What needs to be done: Give the data again, word for word.

Listed records:
..........

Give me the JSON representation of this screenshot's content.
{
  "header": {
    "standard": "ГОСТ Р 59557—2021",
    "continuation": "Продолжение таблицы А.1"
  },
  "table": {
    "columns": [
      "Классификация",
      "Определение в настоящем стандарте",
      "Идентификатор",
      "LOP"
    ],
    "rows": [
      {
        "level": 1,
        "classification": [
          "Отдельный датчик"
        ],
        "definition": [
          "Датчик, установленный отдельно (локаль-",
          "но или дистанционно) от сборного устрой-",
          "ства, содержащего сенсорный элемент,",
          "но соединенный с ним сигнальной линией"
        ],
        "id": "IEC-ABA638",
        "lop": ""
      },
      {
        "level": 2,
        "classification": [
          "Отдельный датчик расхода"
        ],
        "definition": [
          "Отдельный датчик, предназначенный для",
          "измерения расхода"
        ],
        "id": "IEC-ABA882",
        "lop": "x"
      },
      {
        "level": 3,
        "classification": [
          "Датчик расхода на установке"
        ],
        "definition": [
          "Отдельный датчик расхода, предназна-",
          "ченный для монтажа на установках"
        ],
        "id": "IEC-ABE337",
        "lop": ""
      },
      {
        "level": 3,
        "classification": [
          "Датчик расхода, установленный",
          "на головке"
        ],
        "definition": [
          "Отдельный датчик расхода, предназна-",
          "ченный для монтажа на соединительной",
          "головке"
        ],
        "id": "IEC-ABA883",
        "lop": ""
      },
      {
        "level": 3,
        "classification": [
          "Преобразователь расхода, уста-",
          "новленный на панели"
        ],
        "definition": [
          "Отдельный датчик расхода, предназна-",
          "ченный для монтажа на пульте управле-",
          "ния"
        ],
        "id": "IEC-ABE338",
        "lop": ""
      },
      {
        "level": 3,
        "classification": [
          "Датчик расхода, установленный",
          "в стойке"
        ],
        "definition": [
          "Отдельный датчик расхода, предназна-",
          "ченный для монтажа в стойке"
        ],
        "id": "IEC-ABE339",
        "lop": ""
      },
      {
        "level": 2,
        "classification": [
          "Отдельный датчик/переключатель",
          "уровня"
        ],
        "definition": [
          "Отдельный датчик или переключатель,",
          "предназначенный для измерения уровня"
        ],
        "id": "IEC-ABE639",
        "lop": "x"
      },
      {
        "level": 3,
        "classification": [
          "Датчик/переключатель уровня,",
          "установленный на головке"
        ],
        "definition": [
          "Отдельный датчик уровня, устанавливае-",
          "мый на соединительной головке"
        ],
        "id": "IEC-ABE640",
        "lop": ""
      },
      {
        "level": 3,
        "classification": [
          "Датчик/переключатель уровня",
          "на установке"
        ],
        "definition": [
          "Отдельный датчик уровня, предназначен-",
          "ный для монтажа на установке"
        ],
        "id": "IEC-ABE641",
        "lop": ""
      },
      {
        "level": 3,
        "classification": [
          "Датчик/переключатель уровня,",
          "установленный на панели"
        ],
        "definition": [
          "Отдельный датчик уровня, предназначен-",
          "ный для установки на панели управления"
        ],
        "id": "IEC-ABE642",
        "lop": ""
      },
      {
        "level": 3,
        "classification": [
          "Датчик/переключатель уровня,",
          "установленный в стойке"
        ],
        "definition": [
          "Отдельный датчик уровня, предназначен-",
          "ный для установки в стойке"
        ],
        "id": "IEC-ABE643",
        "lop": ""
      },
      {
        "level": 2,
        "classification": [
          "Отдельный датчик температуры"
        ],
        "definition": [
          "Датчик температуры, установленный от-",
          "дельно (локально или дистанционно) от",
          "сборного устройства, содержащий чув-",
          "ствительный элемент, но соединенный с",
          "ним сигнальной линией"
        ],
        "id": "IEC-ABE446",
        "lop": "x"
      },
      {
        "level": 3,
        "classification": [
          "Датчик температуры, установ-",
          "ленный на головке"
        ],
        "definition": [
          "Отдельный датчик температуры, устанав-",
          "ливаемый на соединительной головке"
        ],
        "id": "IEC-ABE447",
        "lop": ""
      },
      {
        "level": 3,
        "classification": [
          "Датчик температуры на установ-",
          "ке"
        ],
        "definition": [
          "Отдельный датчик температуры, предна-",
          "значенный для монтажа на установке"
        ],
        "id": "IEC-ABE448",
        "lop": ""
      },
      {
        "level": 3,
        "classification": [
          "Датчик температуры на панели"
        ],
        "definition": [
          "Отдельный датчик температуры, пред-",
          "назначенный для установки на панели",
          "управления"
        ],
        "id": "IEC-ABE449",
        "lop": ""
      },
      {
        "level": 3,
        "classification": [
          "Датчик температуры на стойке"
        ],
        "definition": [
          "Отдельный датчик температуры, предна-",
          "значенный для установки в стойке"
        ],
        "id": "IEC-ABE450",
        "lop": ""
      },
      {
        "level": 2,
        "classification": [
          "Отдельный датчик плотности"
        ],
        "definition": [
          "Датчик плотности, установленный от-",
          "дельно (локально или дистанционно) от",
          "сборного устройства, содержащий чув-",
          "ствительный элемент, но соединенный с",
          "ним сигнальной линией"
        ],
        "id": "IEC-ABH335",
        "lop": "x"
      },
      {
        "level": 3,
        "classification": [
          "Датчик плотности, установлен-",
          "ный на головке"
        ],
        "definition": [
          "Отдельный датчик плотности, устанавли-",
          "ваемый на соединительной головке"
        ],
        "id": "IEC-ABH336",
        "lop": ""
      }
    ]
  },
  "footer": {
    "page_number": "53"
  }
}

..........

Full solution:
Give me the JSON representation of this screenshot's content.
{
  "header": {
    "standard": "ГОСТ Р 59557—2021",
    "continuation": "Продолжение таблицы А.1"
  },
  "table": {
    "columns": [
      "Классификация",
      "Определение в настоящем стандарте",
      "Идентификатор",
      "LOP"
    ],
    "rows": [
      {
        "level": 1,
        "classification": [
          "Отдельный датчик"
        ],
        "definition": [
          "Датчик, установленный отдельно (локаль-",
          "но или дистанционно) от сборного устрой-",
          "ства, содержащего сенсорный элемент,",
          "но соединенный с ним сигнальной линией"
        ],
        "id": "IEC-ABA638",
        "lop": ""
      },
      {
        "level": 2,
        "classification": [
          "Отдельный датчик расхода"
        ],
        "definition": [
          "Отдельный датчик, предназначенный для",
          "измерения расхода"
        ],
        "id": "IEC-ABA882",
        "lop": "x"
      },
      {
        "level": 3,
        "classification": [
          "Датчик расхода на установке"
        ],
        "definition": [
          "Отдельный датчик расхода, предназна-",
          "ченный для монтажа на установках"
        ],
        "id": "IEC-ABE337",
        "lop": ""
      },
      {
        "level": 3,
        "classification": [
          "Датчик расхода, установленный",
          "на головке"
        ],
        "definition": [
          "Отдельный датчик расхода, предназна-",
          "ченный для монтажа на соединительной",
          "головке"
        ],
        "id": "IEC-ABA883",
        "lop": ""
      },
      {
        "level": 3,
        "classification": [
          "Преобразователь расхода, уста-",
          "новленный на панели"
        ],
        "definition": [
          "Отдельный датчик расхода, предназна-",
          "ченный для монтажа на пульте управле-",
          "ния"
        ],
        "id": "IEC-ABE338",
        "lop": ""
      },
      {
        "level": 3,
        "classification": [
          "Датчик расхода, установленный",
          "в стойке"
        ],
        "definition": [
          "Отдельный датчик расхода, предназна-",
          "ченный для монтажа в стойке"
        ],
        "id": "IEC-ABE339",
        "lop": ""
      },
      {
        "level": 2,
        "classification": [
          "Отдельный датчик/переключатель",
          "уровня"
        ],
        "definition": [
          "Отдельный датчик или переключатель,",
          "предназначенный для измерения уровня"
        ],
        "id": "IEC-ABE639",
        "lop": "x"
      },
      {
        "level": 3,
        "classification": [
          "Датчик/переключатель уровня,",
          "установленный на головке"
        ],
        "definition": [
          "Отдельный датчик уровня, устанавливае-",
          "мый на соединительной головке"
        ],
        "id": "IEC-ABE640",
        "lop": ""
      },
      {
        "level": 3,
        "classification": [
          "Датчик/переключатель уровня",
          "на установке"
        ],
        "definition": [
          "Отдельный датчик уровня, предназначен-",
          "ный для монтажа на установке"
        ],
        "id": "IEC-ABE641",
        "lop": ""
      },
      {
        "level": 3,
        "classification": [
          "Датчик/переключатель уровня,",
          "установленный на панели"
        ],
        "definition": [
          "Отдельный датчик уровня, предназначен-",
          "ный для установки на панели управления"
        ],
        "id": "IEC-ABE642",
        "lop": ""
      },
      {
        "level": 3,
        "classification": [
          "Датчик/переключатель уровня,",
          "установленный в стойке"
        ],
        "definition": [
          "Отдельный датчик уровня, предназначен-",
          "ный для установки в стойке"
        ],
        "id": "IEC-ABE643",
        "lop": ""
      },
      {
        "level": 2,
        "classification": [
          "Отдельный датчик температуры"
        ],
        "definition": [
          "Датчик температуры, установленный от-",
          "дельно (локально или дистанционно) от",
          "сборного устройства, содержащий чув-",
          "ствительный элемент, но соединенный с",
          "ним сигнальной линией"
        ],
        "id": "IEC-ABE446",
        "lop": "x"
      },
      {
        "level": 3,
        "classification": [
          "Датчик температуры, установ-",
          "ленный на головке"
        ],
        "definition": [
          "Отдельный датчик температуры, устанав-",
          "ливаемый на соединительной головке"
        ],
        "id": "IEC-ABE447",
        "lop": ""
      },
      {
        "level": 3,
        "classification": [
          "Датчик температуры на установ-",
          "ке"
        ],
        "definition": [
          "Отдельный датчик температуры, предна-",
          "значенный для монтажа на установке"
        ],
        "id": "IEC-ABE448",
        "lop": ""
      },
      {
        "level": 3,
        "classification": [
          "Датчик температуры на панели"
        ],
        "definition": [
          "Отдельный датчик температуры, пред-",
          "назначенный для установки на панели",
          "управления"
        ],
        "id": "IEC-ABE449",
        "lop": ""
      },
      {
        "level": 3,
        "classification": [
          "Датчик температуры на стойке"
        ],
        "definition": [
          "Отдельный датчик температуры, предна-",
          "значенный для установки в стойке"
        ],
        "id": "IEC-ABE450",
        "lop": ""
      },
      {
        "level": 2,
        "classification": [
          "Отдельный датчик плотности"
        ],
        "definition": [
          "Датчик плотности, установленный от-",
          "дельно (локально или дистанционно) от",
          "сборного устройства, содержащий чув-",
          "ствительный элемент, но соединенный с",
          "ним сигнальной линией"
        ],
        "id": "IEC-ABH335",
        "lop": "x"
      },
      {
        "level": 3,
        "classification": [
          "Датчик плотности, установлен-",
          "ный на головке"
        ],
        "definition": [
          "Отдельный датчик плотности, устанавли-",
          "ваемый на соединительной головке"
        ],
        "id": "IEC-ABH336",
        "lop": ""
      }
    ]
  },
  "footer": {
    "page_number": "53"
  }
}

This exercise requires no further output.